↓↓↓
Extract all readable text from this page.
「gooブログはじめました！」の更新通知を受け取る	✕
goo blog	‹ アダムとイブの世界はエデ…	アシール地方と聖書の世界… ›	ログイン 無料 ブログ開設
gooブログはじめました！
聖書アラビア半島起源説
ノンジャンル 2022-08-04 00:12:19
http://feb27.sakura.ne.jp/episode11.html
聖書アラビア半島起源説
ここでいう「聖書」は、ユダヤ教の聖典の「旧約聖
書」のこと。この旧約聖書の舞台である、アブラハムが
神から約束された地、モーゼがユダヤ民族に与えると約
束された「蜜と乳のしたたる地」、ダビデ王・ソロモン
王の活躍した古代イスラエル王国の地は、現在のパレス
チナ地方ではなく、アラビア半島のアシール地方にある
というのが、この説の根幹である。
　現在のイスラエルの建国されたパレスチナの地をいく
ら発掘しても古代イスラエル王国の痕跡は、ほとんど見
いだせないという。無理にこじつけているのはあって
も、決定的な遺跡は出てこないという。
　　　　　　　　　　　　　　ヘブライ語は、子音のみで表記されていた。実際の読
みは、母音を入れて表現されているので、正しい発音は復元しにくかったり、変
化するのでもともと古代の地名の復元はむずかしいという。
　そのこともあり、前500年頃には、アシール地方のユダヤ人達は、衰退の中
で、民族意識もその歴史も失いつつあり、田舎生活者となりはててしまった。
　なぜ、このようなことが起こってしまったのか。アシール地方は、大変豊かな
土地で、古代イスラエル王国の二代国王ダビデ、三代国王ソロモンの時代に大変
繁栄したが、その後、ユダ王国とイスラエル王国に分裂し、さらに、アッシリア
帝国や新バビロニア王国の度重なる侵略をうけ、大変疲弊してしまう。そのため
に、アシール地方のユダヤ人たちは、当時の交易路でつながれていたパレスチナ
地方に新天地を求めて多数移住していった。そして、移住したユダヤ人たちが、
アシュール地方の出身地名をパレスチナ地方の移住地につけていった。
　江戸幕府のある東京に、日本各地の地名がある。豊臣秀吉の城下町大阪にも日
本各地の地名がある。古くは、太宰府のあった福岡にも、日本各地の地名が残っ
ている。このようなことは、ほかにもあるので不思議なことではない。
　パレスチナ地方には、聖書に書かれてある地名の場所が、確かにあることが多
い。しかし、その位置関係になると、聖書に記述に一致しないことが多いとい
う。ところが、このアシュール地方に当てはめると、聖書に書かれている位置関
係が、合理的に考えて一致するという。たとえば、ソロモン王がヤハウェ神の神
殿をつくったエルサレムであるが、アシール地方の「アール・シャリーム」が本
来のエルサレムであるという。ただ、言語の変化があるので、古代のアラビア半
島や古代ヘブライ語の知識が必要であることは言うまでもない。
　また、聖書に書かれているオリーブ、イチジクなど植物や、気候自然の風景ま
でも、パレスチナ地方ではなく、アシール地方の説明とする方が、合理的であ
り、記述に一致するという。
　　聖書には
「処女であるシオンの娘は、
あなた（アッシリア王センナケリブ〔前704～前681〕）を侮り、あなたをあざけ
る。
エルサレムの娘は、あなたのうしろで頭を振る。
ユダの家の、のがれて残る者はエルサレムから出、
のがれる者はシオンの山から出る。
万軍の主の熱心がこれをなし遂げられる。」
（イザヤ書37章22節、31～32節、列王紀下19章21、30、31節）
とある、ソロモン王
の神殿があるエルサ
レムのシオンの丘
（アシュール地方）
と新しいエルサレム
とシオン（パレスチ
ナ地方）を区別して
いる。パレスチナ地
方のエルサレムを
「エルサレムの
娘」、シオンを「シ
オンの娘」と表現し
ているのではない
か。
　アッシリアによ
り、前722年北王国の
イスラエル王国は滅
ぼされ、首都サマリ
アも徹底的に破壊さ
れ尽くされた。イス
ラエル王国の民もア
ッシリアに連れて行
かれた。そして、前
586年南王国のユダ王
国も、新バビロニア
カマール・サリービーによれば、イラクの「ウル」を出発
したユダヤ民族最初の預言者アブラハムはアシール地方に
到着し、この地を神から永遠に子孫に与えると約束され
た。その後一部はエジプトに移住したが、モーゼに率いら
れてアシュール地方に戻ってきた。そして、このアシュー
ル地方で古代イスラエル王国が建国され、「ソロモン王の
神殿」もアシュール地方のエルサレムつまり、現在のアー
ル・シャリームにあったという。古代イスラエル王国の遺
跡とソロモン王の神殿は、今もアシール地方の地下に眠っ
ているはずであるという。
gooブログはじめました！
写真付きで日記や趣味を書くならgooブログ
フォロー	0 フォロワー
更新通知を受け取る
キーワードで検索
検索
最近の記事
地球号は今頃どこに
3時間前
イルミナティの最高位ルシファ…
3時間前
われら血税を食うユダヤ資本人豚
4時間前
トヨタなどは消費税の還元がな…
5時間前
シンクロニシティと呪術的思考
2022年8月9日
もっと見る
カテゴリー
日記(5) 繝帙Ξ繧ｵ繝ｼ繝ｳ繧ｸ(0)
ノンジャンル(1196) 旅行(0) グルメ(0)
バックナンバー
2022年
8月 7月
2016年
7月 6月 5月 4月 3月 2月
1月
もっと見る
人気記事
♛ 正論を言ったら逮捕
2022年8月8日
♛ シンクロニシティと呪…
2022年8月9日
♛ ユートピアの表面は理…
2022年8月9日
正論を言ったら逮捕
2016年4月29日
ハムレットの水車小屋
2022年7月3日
↑↑↑
Exercise prompt: Extract every line that has the string "ノンジャンル" in it.

The solution:
ノンジャンル 2022-08-04 00:12:19
ノンジャンル(1196) 旅行(0) グルメ(0)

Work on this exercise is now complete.